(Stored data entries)
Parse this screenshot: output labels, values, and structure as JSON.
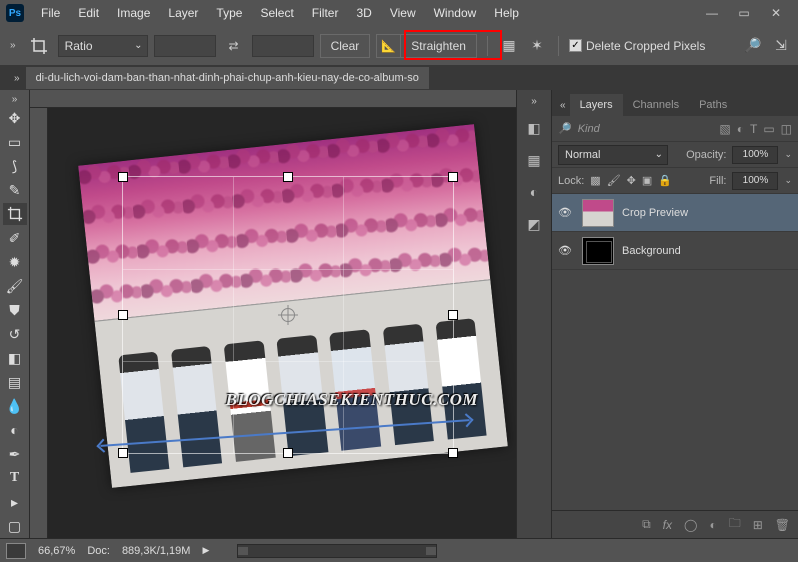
{
  "app": {
    "logo_text": "Ps"
  },
  "menubar": {
    "items": [
      "File",
      "Edit",
      "Image",
      "Layer",
      "Type",
      "Select",
      "Filter",
      "3D",
      "View",
      "Window",
      "Help"
    ]
  },
  "window_controls": {
    "minimize": "—",
    "maximize": "▭",
    "close": "✕"
  },
  "options_bar": {
    "ratio_mode": "Ratio",
    "clear_label": "Clear",
    "straighten_label": "Straighten",
    "delete_cropped_label": "Delete Cropped Pixels"
  },
  "document_tab": {
    "title": "di-du-lich-voi-dam-ban-than-nhat-dinh-phai-chup-anh-kieu-nay-de-co-album-so"
  },
  "watermark": "BLOGCHIASEKIENTHUC.COM",
  "layers_panel": {
    "tabs": [
      "Layers",
      "Channels",
      "Paths"
    ],
    "filter_label": "Kind",
    "blend_mode": "Normal",
    "opacity_label": "Opacity:",
    "opacity_value": "100%",
    "lock_label": "Lock:",
    "fill_label": "Fill:",
    "fill_value": "100%",
    "layers": [
      {
        "name": "Crop Preview"
      },
      {
        "name": "Background"
      }
    ]
  },
  "status_bar": {
    "zoom": "66,67%",
    "doc_info_label": "Doc:",
    "doc_info_value": "889,3K/1,19M"
  }
}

What the exercise asks →
Make a verbatim copy of all the entries and strip out the pictures.

Output for this task →
Parse this screenshot: output labels, values, and structure as JSON.
{
  "app": {
    "logo_text": "Ps"
  },
  "menubar": {
    "items": [
      "File",
      "Edit",
      "Image",
      "Layer",
      "Type",
      "Select",
      "Filter",
      "3D",
      "View",
      "Window",
      "Help"
    ]
  },
  "window_controls": {
    "minimize": "—",
    "maximize": "▭",
    "close": "✕"
  },
  "options_bar": {
    "ratio_mode": "Ratio",
    "clear_label": "Clear",
    "straighten_label": "Straighten",
    "delete_cropped_label": "Delete Cropped Pixels"
  },
  "document_tab": {
    "title": "di-du-lich-voi-dam-ban-than-nhat-dinh-phai-chup-anh-kieu-nay-de-co-album-so"
  },
  "watermark": "BLOGCHIASEKIENTHUC.COM",
  "layers_panel": {
    "tabs": [
      "Layers",
      "Channels",
      "Paths"
    ],
    "filter_label": "Kind",
    "blend_mode": "Normal",
    "opacity_label": "Opacity:",
    "opacity_value": "100%",
    "lock_label": "Lock:",
    "fill_label": "Fill:",
    "fill_value": "100%",
    "layers": [
      {
        "name": "Crop Preview"
      },
      {
        "name": "Background"
      }
    ]
  },
  "status_bar": {
    "zoom": "66,67%",
    "doc_info_label": "Doc:",
    "doc_info_value": "889,3K/1,19M"
  }
}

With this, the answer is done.